Collect every line of the records below that contains the word "Бета".

^^^^

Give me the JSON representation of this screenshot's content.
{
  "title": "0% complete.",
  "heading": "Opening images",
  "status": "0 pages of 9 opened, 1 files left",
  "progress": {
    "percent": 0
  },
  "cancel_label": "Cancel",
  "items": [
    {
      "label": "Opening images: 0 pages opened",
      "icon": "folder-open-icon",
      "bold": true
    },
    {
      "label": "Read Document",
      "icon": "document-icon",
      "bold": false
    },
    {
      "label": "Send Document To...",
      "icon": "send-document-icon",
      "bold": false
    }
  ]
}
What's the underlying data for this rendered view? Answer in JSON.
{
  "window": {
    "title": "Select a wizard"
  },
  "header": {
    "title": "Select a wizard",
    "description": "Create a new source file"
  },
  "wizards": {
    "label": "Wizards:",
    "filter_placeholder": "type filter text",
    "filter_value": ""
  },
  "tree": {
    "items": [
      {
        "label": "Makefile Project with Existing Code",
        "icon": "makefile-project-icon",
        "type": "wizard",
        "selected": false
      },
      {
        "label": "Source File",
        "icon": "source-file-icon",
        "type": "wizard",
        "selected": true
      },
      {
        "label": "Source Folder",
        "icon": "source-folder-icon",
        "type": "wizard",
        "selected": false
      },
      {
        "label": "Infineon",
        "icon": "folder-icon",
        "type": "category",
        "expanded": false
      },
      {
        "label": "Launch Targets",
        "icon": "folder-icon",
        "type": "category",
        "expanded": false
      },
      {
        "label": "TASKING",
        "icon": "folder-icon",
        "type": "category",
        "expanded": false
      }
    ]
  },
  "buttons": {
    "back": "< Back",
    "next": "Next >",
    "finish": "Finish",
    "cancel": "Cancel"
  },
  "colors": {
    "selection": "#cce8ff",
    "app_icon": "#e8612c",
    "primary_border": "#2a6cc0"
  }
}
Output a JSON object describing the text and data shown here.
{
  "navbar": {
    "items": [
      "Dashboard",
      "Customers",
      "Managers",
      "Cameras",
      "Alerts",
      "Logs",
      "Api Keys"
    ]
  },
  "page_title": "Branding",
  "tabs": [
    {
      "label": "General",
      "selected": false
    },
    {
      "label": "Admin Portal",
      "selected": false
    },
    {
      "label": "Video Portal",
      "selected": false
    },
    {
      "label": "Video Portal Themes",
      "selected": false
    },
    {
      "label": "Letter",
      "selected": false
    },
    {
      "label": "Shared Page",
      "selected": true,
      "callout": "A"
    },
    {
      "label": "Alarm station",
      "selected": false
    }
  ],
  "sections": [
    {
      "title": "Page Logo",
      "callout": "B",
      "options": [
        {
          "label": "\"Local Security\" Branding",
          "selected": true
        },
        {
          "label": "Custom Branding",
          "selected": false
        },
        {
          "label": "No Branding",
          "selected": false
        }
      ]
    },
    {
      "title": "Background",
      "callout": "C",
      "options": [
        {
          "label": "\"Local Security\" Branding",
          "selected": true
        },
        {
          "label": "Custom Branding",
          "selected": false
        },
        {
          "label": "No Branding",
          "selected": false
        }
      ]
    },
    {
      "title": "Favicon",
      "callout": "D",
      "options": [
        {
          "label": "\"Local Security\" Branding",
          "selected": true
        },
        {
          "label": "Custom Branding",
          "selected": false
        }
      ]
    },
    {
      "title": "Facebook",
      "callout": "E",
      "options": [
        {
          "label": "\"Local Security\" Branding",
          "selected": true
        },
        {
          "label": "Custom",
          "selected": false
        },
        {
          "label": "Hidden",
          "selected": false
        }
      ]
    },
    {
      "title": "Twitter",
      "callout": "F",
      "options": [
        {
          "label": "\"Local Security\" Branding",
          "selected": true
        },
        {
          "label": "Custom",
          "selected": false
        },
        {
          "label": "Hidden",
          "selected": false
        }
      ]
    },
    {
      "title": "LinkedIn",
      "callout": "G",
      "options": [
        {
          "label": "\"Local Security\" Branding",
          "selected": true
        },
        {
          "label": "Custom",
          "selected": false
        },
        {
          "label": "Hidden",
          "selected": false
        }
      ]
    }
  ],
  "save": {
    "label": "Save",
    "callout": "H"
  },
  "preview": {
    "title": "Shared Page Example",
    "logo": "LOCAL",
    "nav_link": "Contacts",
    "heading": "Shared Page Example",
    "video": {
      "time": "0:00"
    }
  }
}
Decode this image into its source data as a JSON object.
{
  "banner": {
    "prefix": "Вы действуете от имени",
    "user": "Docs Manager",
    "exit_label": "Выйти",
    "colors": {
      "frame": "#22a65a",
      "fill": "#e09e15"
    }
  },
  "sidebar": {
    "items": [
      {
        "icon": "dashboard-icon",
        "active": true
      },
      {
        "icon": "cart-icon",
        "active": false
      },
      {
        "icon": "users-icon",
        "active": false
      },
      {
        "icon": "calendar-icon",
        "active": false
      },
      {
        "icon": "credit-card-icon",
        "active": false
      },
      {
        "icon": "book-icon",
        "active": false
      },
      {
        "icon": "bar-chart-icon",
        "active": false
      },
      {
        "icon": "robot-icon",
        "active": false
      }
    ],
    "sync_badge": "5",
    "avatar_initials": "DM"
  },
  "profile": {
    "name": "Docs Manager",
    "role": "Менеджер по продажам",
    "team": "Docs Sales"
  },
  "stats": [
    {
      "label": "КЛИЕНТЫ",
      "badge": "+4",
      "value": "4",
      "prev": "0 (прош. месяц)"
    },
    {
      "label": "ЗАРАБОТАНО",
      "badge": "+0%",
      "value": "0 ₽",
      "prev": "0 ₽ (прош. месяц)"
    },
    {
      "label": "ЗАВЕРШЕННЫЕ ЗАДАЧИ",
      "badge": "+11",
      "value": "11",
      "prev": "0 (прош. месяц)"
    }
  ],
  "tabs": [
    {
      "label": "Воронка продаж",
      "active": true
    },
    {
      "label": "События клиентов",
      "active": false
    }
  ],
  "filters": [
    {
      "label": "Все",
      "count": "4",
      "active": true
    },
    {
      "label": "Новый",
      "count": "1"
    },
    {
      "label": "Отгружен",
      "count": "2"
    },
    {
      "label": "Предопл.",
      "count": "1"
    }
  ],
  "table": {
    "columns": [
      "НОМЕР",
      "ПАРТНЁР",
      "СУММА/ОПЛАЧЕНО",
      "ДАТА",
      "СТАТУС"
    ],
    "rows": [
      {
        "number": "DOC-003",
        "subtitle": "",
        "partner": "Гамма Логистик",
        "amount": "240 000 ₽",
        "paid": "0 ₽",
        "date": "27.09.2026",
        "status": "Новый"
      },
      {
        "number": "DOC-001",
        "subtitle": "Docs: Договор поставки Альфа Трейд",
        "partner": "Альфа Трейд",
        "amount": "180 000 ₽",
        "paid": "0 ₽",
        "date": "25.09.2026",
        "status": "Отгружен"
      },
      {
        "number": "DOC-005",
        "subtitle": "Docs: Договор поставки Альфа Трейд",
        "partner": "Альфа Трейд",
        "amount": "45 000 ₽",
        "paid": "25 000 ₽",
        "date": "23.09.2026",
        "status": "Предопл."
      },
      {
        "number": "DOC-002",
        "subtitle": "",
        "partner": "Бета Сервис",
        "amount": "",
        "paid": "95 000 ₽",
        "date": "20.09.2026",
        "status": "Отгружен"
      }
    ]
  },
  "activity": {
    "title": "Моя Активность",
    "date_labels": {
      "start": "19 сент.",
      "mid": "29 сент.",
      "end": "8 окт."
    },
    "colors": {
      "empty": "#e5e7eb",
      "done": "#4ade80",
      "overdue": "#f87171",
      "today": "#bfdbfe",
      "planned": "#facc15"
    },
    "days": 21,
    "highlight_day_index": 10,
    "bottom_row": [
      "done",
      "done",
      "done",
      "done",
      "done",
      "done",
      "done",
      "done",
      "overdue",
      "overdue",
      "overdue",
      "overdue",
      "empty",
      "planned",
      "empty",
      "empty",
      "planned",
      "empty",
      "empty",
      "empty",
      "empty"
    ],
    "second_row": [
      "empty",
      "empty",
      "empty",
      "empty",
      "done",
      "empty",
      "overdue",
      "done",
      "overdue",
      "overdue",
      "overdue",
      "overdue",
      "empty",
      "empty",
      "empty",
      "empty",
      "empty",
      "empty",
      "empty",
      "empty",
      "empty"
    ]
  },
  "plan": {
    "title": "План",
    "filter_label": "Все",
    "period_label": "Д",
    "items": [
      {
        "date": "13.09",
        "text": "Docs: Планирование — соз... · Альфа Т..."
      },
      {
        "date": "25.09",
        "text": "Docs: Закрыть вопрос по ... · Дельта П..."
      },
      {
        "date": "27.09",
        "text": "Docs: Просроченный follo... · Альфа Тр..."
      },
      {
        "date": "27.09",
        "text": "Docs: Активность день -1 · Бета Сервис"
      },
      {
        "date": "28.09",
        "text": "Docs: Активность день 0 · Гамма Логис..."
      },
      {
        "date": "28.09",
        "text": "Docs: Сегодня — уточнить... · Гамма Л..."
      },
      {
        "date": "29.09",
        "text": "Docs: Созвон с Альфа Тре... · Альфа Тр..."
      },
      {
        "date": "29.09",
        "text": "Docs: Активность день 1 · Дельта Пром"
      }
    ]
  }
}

^^^^

Task output
        "partner": "Бета Сервис",
        "text": "Docs: Активность день -1 · Бета Сервис"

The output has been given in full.